GIVEN REQUEST> Give an exact transcription of every line, dropping the images.

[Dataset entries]
--------

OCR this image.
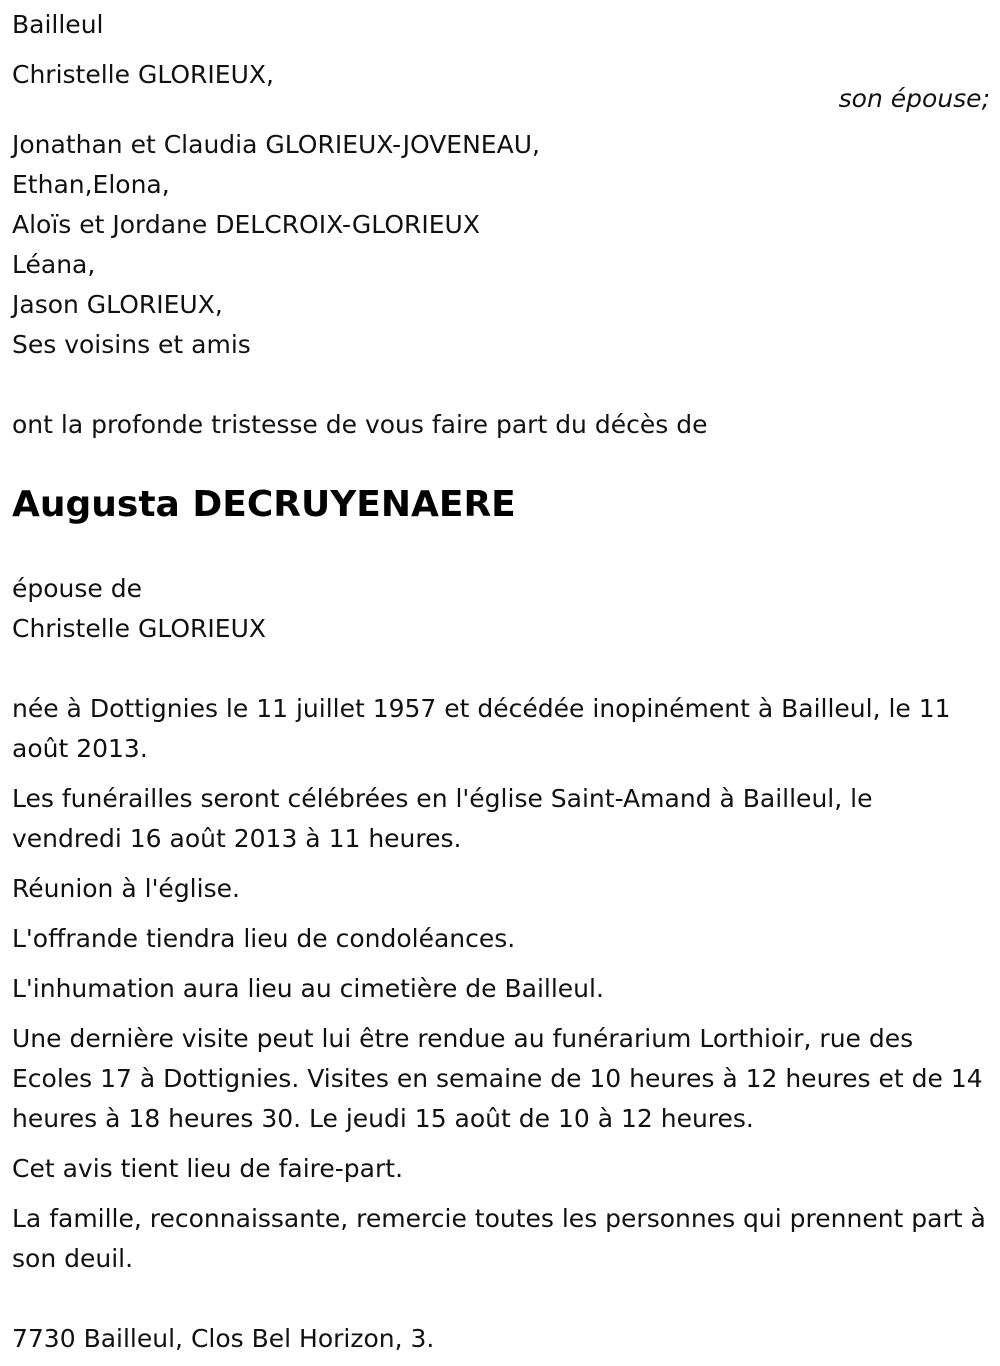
Bailleul

Christelle GLORIEUX,

son épouse;

Jonathan et Claudia GLORIEUX-JOVENEAU,

Ethan,Elona,

Aloïs et Jordane DELCROIX-GLORIEUX

Léana,

Jason GLORIEUX,

Ses voisins et amis

ont la profonde tristesse de vous faire part du décès de

Augusta DECRUYENAERE

épouse de

Christelle GLORIEUX

née à Dottignies le 11 juillet 1957 et décédée inopinément à Bailleul, le 11 août 2013.

Les funérailles seront célébrées en l'église Saint-Amand à Bailleul, le vendredi 16 août 2013 à 11 heures.

Réunion à l'église.

L'offrande tiendra lieu de condoléances.

L'inhumation aura lieu au cimetière de Bailleul.

Une dernière visite peut lui être rendue au funérarium Lorthioir, rue des Ecoles 17 à Dottignies. Visites en semaine de 10 heures à 12 heures et de 14 heures à 18 heures 30. Le jeudi 15 août de 10 à 12 heures.

Cet avis tient lieu de faire-part.

La famille, reconnaissante, remercie toutes les personnes qui prennent part à son deuil.

7730 Bailleul, Clos Bel Horizon, 3.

--------

EXERCISE RESULT>
OCR this image.
Bailleul

Christelle GLORIEUX,

son épouse;

Jonathan et Claudia GLORIEUX-JOVENEAU,

Ethan,Elona,

Aloïs et Jordane DELCROIX-GLORIEUX

Léana,

Jason GLORIEUX,

Ses voisins et amis

ont la profonde tristesse de vous faire part du décès de

Augusta DECRUYENAERE

épouse de

Christelle GLORIEUX

née à Dottignies le 11 juillet 1957 et décédée inopinément à Bailleul, le 11 août 2013.

Les funérailles seront célébrées en l'église Saint-Amand à Bailleul, le vendredi 16 août 2013 à 11 heures.

Réunion à l'église.

L'offrande tiendra lieu de condoléances.

L'inhumation aura lieu au cimetière de Bailleul.

Une dernière visite peut lui être rendue au funérarium Lorthioir, rue des Ecoles 17 à Dottignies. Visites en semaine de 10 heures à 12 heures et de 14 heures à 18 heures 30. Le jeudi 15 août de 10 à 12 heures.

Cet avis tient lieu de faire-part.

La famille, reconnaissante, remercie toutes les personnes qui prennent part à son deuil.

7730 Bailleul, Clos Bel Horizon, 3.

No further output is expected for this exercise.